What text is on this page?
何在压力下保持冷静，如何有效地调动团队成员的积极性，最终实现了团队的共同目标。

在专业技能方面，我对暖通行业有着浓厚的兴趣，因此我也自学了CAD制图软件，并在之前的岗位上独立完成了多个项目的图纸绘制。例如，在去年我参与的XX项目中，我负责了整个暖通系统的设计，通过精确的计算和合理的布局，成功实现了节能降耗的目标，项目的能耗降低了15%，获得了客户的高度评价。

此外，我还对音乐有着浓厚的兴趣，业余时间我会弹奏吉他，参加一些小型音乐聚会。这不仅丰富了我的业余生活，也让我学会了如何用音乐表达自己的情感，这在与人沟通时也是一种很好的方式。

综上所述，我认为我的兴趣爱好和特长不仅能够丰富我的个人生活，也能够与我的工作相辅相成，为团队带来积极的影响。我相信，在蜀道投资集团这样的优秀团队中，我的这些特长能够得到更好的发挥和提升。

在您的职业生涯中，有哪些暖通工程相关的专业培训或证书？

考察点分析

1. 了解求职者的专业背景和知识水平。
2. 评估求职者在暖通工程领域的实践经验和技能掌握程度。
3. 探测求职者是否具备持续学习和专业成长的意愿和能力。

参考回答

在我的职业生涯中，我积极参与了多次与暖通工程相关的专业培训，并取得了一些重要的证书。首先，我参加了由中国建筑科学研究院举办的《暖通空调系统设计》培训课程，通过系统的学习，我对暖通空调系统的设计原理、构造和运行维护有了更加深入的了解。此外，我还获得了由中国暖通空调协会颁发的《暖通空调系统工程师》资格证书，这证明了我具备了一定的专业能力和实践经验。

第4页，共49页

——

— TASK TO CARRY OUT —
Transcribe all of the material exactly. Omit nothing.

— ANSWER FOR THE TASK —
What text is on this page?
何在压力下保持冷静，如何有效地调动团队成员的积极性，最终实现了团队的共同目标。

在专业技能方面，我对暖通行业有着浓厚的兴趣，因此我也自学了CAD制图软件，并在之前的岗位上独立完成了多个项目的图纸绘制。例如，在去年我参与的XX项目中，我负责了整个暖通系统的设计，通过精确的计算和合理的布局，成功实现了节能降耗的目标，项目的能耗降低了15%，获得了客户的高度评价。

此外，我还对音乐有着浓厚的兴趣，业余时间我会弹奏吉他，参加一些小型音乐聚会。这不仅丰富了我的业余生活，也让我学会了如何用音乐表达自己的情感，这在与人沟通时也是一种很好的方式。

综上所述，我认为我的兴趣爱好和特长不仅能够丰富我的个人生活，也能够与我的工作相辅相成，为团队带来积极的影响。我相信，在蜀道投资集团这样的优秀团队中，我的这些特长能够得到更好的发挥和提升。

在您的职业生涯中，有哪些暖通工程相关的专业培训或证书？

考察点分析

1. 了解求职者的专业背景和知识水平。
2. 评估求职者在暖通工程领域的实践经验和技能掌握程度。
3. 探测求职者是否具备持续学习和专业成长的意愿和能力。

参考回答

在我的职业生涯中，我积极参与了多次与暖通工程相关的专业培训，并取得了一些重要的证书。首先，我参加了由中国建筑科学研究院举办的《暖通空调系统设计》培训课程，通过系统的学习，我对暖通空调系统的设计原理、构造和运行维护有了更加深入的了解。此外，我还获得了由中国暖通空调协会颁发的《暖通空调系统工程师》资格证书，这证明了我具备了一定的专业能力和实践经验。

第4页，共49页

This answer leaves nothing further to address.